_Task objective:_ Print out each record below, unaltered and complete, without its images.

_Supplied data:_
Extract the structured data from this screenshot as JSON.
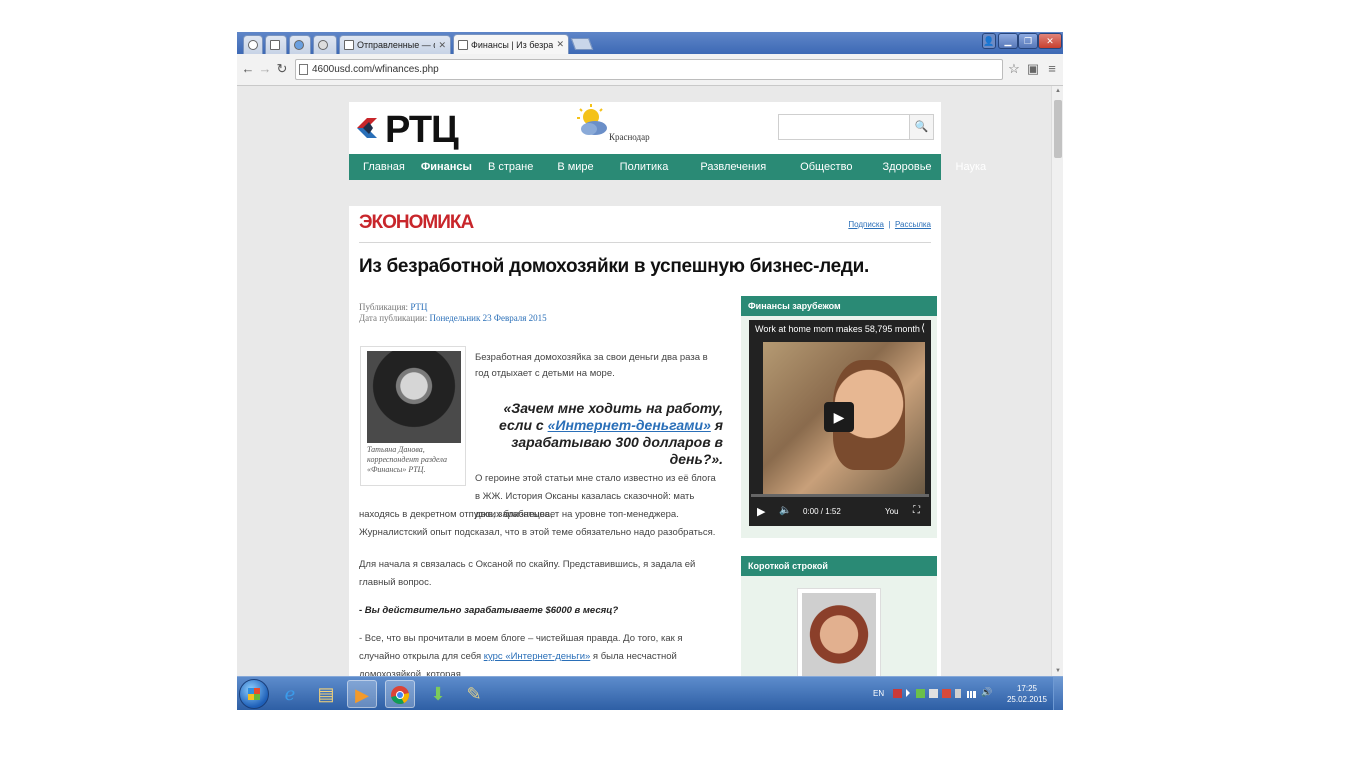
{
  "browser": {
    "tabs": [
      {
        "label": "",
        "icon": "chrome-app-icon"
      },
      {
        "label": "",
        "icon": "image-icon"
      },
      {
        "label": "",
        "icon": "ie-icon"
      },
      {
        "label": "",
        "icon": "puzzle-icon"
      },
      {
        "label": "Отправленные — dwitel",
        "icon": "mail-icon"
      },
      {
        "label": "Финансы | Из безработн",
        "icon": "page-icon",
        "active": true
      }
    ],
    "url": "4600usd.com/wfinances.php"
  },
  "site": {
    "logo_text": "РТЦ",
    "weather_city": "Краснодар",
    "search_placeholder": "",
    "search_icon": "search-icon",
    "nav": [
      "Главная",
      "Финансы",
      "В стране",
      "В мире",
      "Политика",
      "Развлечения",
      "Общество",
      "Здоровье",
      "Наука"
    ],
    "nav_active": "Финансы",
    "accent_color": "#2a8a75",
    "section_color": "#c8262b"
  },
  "article": {
    "section": "ЭКОНОМИКА",
    "link_subscribe": "Подписка",
    "link_mailing": "Рассылка",
    "headline": "Из безработной домохозяйки в успешную бизнес-леди.",
    "meta_published_label": "Публикация:",
    "meta_published_value": "РТЦ",
    "meta_date_label": "Дата публикации:",
    "meta_date_value": "Понедельник 23 Февраля 2015",
    "photo_caption": "Татьяна Данова, корреспондент раздела «Финансы» РТЦ.",
    "lead": "Безработная домохозяйка за свои деньги два раза в год отдыхает с детьми на море.",
    "quote_part1": "«Зачем мне ходить на работу, если с ",
    "quote_link": "«Интернет-деньгами»",
    "quote_part2": " я зарабатываю 300 долларов в день?».",
    "p1a": "О героине этой статьи мне стало известно из её блога в ЖЖ. История Оксаны казалась сказочной: мать двоих близнецов,",
    "p1b": "находясь в декретном отпуске, зарабатывает на уровне топ-менеджера. Журналистский опыт подсказал, что в этой теме обязательно надо разобраться.",
    "p2": "Для начала я связалась с Оксаной по скайпу. Представившись, я задала ей главный вопрос.",
    "p3": "- Вы действительно зарабатываете $6000 в месяц?",
    "p4_part1": "- Все, что вы прочитали в моем блоге – чистейшая правда. До того, как я случайно открыла для себя ",
    "p4_link": "курс «Интернет-деньги»",
    "p4_part2": " я была несчастной домохозяйкой, которая"
  },
  "sidebar": {
    "widget1_title": "Финансы зарубежом",
    "video_title": "Work at home mom makes 58,795 month",
    "video_time": "0:00 / 1:52",
    "video_progress": 0.0,
    "widget2_title": "Короткой строкой"
  },
  "taskbar": {
    "apps": [
      "start-icon",
      "ie-icon",
      "explorer-icon",
      "media-icon",
      "chrome-icon",
      "download-icon",
      "paint-icon"
    ],
    "lang": "EN",
    "time": "17:25",
    "date": "25.02.2015"
  }
}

_Complete response:_
Extract the structured data from this screenshot as JSON.
{
  "browser": {
    "tabs": [
      {
        "label": "",
        "icon": "chrome-app-icon"
      },
      {
        "label": "",
        "icon": "image-icon"
      },
      {
        "label": "",
        "icon": "ie-icon"
      },
      {
        "label": "",
        "icon": "puzzle-icon"
      },
      {
        "label": "Отправленные — dwitel",
        "icon": "mail-icon"
      },
      {
        "label": "Финансы | Из безработн",
        "icon": "page-icon",
        "active": true
      }
    ],
    "url": "4600usd.com/wfinances.php"
  },
  "site": {
    "logo_text": "РТЦ",
    "weather_city": "Краснодар",
    "search_placeholder": "",
    "search_icon": "search-icon",
    "nav": [
      "Главная",
      "Финансы",
      "В стране",
      "В мире",
      "Политика",
      "Развлечения",
      "Общество",
      "Здоровье",
      "Наука"
    ],
    "nav_active": "Финансы",
    "accent_color": "#2a8a75",
    "section_color": "#c8262b"
  },
  "article": {
    "section": "ЭКОНОМИКА",
    "link_subscribe": "Подписка",
    "link_mailing": "Рассылка",
    "headline": "Из безработной домохозяйки в успешную бизнес-леди.",
    "meta_published_label": "Публикация:",
    "meta_published_value": "РТЦ",
    "meta_date_label": "Дата публикации:",
    "meta_date_value": "Понедельник 23 Февраля 2015",
    "photo_caption": "Татьяна Данова, корреспондент раздела «Финансы» РТЦ.",
    "lead": "Безработная домохозяйка за свои деньги два раза в год отдыхает с детьми на море.",
    "quote_part1": "«Зачем мне ходить на работу, если с ",
    "quote_link": "«Интернет-деньгами»",
    "quote_part2": " я зарабатываю 300 долларов в день?».",
    "p1a": "О героине этой статьи мне стало известно из её блога в ЖЖ. История Оксаны казалась сказочной: мать двоих близнецов,",
    "p1b": "находясь в декретном отпуске, зарабатывает на уровне топ-менеджера. Журналистский опыт подсказал, что в этой теме обязательно надо разобраться.",
    "p2": "Для начала я связалась с Оксаной по скайпу. Представившись, я задала ей главный вопрос.",
    "p3": "- Вы действительно зарабатываете $6000 в месяц?",
    "p4_part1": "- Все, что вы прочитали в моем блоге – чистейшая правда. До того, как я случайно открыла для себя ",
    "p4_link": "курс «Интернет-деньги»",
    "p4_part2": " я была несчастной домохозяйкой, которая"
  },
  "sidebar": {
    "widget1_title": "Финансы зарубежом",
    "video_title": "Work at home mom makes 58,795 month",
    "video_time": "0:00 / 1:52",
    "video_progress": 0.0,
    "widget2_title": "Короткой строкой"
  },
  "taskbar": {
    "apps": [
      "start-icon",
      "ie-icon",
      "explorer-icon",
      "media-icon",
      "chrome-icon",
      "download-icon",
      "paint-icon"
    ],
    "lang": "EN",
    "time": "17:25",
    "date": "25.02.2015"
  }
}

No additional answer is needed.